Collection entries
——————
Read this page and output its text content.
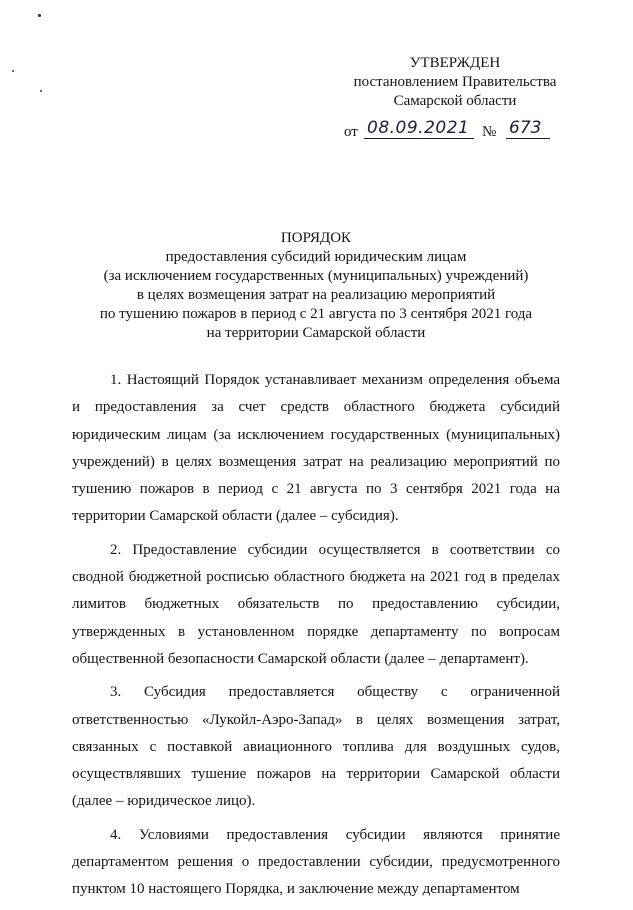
УТВЕРЖДЕН
постановлением Правительства
Самарской области
от 08.09.2021 № 673
ПОРЯДОК
предоставления субсидий юридическим лицам
(за исключением государственных (муниципальных) учреждений)
в целях возмещения затрат на реализацию мероприятий
по тушению пожаров в период с 21 августа по 3 сентября 2021 года
на территории Самарской области

1. Настоящий Порядок устанавливает механизм определения объема
и предоставления за счет средств областного бюджета субсидий
юридическим лицам (за исключением государственных (муниципальных)
учреждений) в целях возмещения затрат на реализацию мероприятий по
тушению пожаров в период с 21 августа по 3 сентября 2021 года на
территории Самарской области (далее – субсидия).

2. Предоставление субсидии осуществляется в соответствии со
сводной бюджетной росписью областного бюджета на 2021 год в пределах
лимитов бюджетных обязательств по предоставлению субсидии,
утвержденных в установленном порядке департаменту по вопросам
общественной безопасности Самарской области (далее – департамент).

3. Субсидия предоставляется обществу с ограниченной
ответственностью «Лукойл-Аэро-Запад» в целях возмещения затрат,
связанных с поставкой авиационного топлива для воздушных судов,
осуществлявших тушение пожаров на территории Самарской области
(далее – юридическое лицо).

4. Условиями предоставления субсидии являются принятие
департаментом решения о предоставлении субсидии, предусмотренного
пунктом 10 настоящего Порядка, и заключение между департаментом
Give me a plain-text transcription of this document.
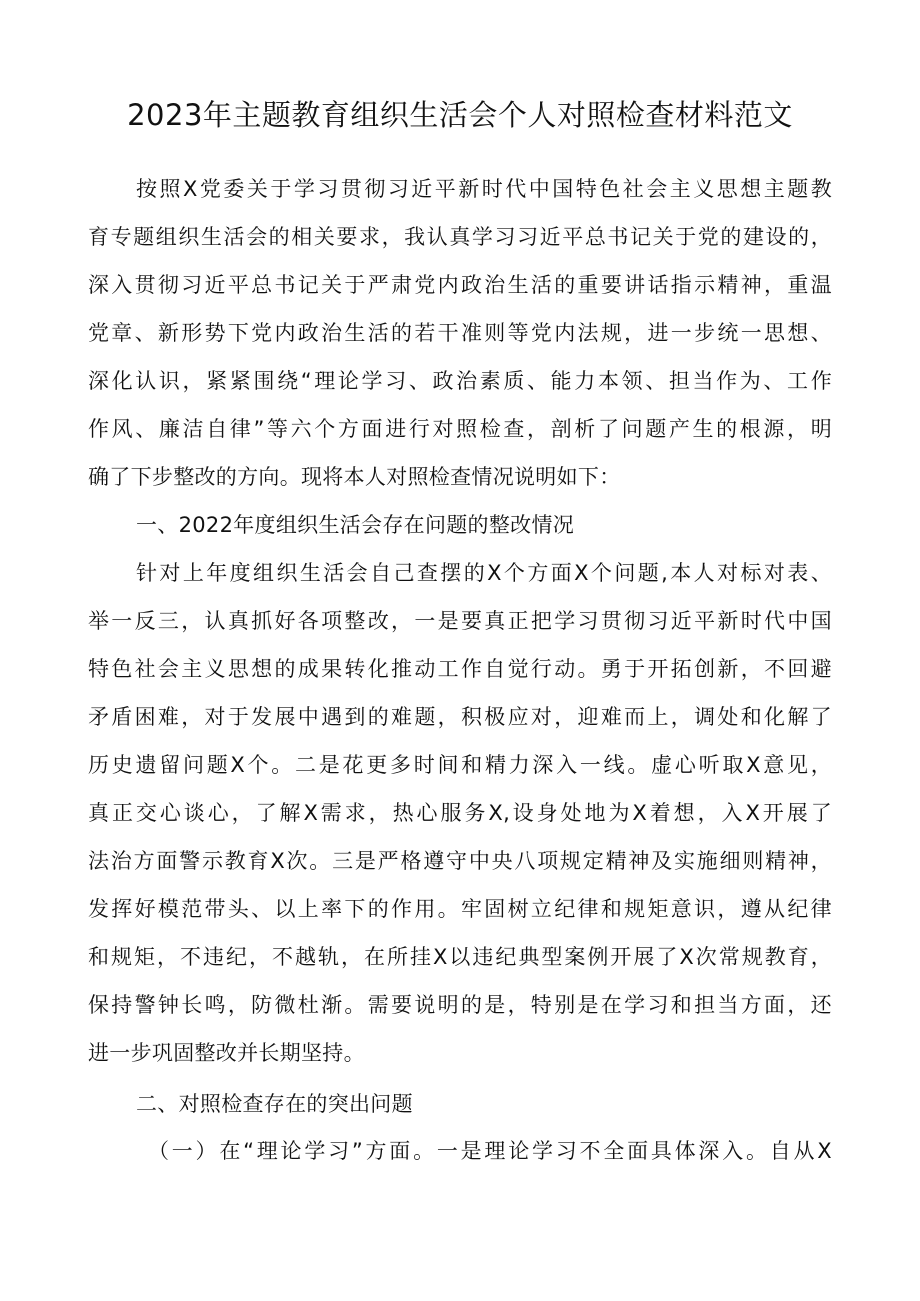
2023年主题教育组织生活会个人对照检查材料范文
按照X党委关于学习贯彻习近平新时代中国特色社会主义思想主题教
育专题组织生活会的相关要求，我认真学习习近平总书记关于党的建设的，
深入贯彻习近平总书记关于严肃党内政治生活的重要讲话指示精神，重温
党章、新形势下党内政治生活的若干准则等党内法规，进一步统一思想、
深化认识，紧紧围绕“理论学习、政治素质、能力本领、担当作为、工作
作风、廉洁自律”等六个方面进行对照检查，剖析了问题产生的根源，明
确了下步整改的方向。现将本人对照检查情况说明如下：
一、2022年度组织生活会存在问题的整改情况
针对上年度组织生活会自己查摆的X个方面X个问题,本人对标对表、
举一反三，认真抓好各项整改，一是要真正把学习贯彻习近平新时代中国
特色社会主义思想的成果转化推动工作自觉行动。勇于开拓创新，不回避
矛盾困难，对于发展中遇到的难题，积极应对，迎难而上，调处和化解了
历史遗留问题X个。二是花更多时间和精力深入一线。虚心听取X意见，
真正交心谈心，了解X需求，热心服务X,设身处地为X着想，入X开展了
法治方面警示教育X次。三是严格遵守中央八项规定精神及实施细则精神，
发挥好模范带头、以上率下的作用。牢固树立纪律和规矩意识，遵从纪律
和规矩，不违纪，不越轨，在所挂X以违纪典型案例开展了X次常规教育，
保持警钟长鸣，防微杜渐。需要说明的是，特别是在学习和担当方面，还
进一步巩固整改并长期坚持。
二、对照检查存在的突出问题
（一）在“理论学习”方面。一是理论学习不全面具体深入。自从X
——————
## [Task requirements]
The copy should hold exactly the lines from the line containing "Give me a plain-text" through the end of the data, both ends included, and no pictures.

## [Written response]
Give me a plain-text transcription of this document.
2023年主题教育组织生活会个人对照检查材料范文
按照X党委关于学习贯彻习近平新时代中国特色社会主义思想主题教
育专题组织生活会的相关要求，我认真学习习近平总书记关于党的建设的，
深入贯彻习近平总书记关于严肃党内政治生活的重要讲话指示精神，重温
党章、新形势下党内政治生活的若干准则等党内法规，进一步统一思想、
深化认识，紧紧围绕“理论学习、政治素质、能力本领、担当作为、工作
作风、廉洁自律”等六个方面进行对照检查，剖析了问题产生的根源，明
确了下步整改的方向。现将本人对照检查情况说明如下：
一、2022年度组织生活会存在问题的整改情况
针对上年度组织生活会自己查摆的X个方面X个问题,本人对标对表、
举一反三，认真抓好各项整改，一是要真正把学习贯彻习近平新时代中国
特色社会主义思想的成果转化推动工作自觉行动。勇于开拓创新，不回避
矛盾困难，对于发展中遇到的难题，积极应对，迎难而上，调处和化解了
历史遗留问题X个。二是花更多时间和精力深入一线。虚心听取X意见，
真正交心谈心，了解X需求，热心服务X,设身处地为X着想，入X开展了
法治方面警示教育X次。三是严格遵守中央八项规定精神及实施细则精神，
发挥好模范带头、以上率下的作用。牢固树立纪律和规矩意识，遵从纪律
和规矩，不违纪，不越轨，在所挂X以违纪典型案例开展了X次常规教育，
保持警钟长鸣，防微杜渐。需要说明的是，特别是在学习和担当方面，还
进一步巩固整改并长期坚持。
二、对照检查存在的突出问题
（一）在“理论学习”方面。一是理论学习不全面具体深入。自从X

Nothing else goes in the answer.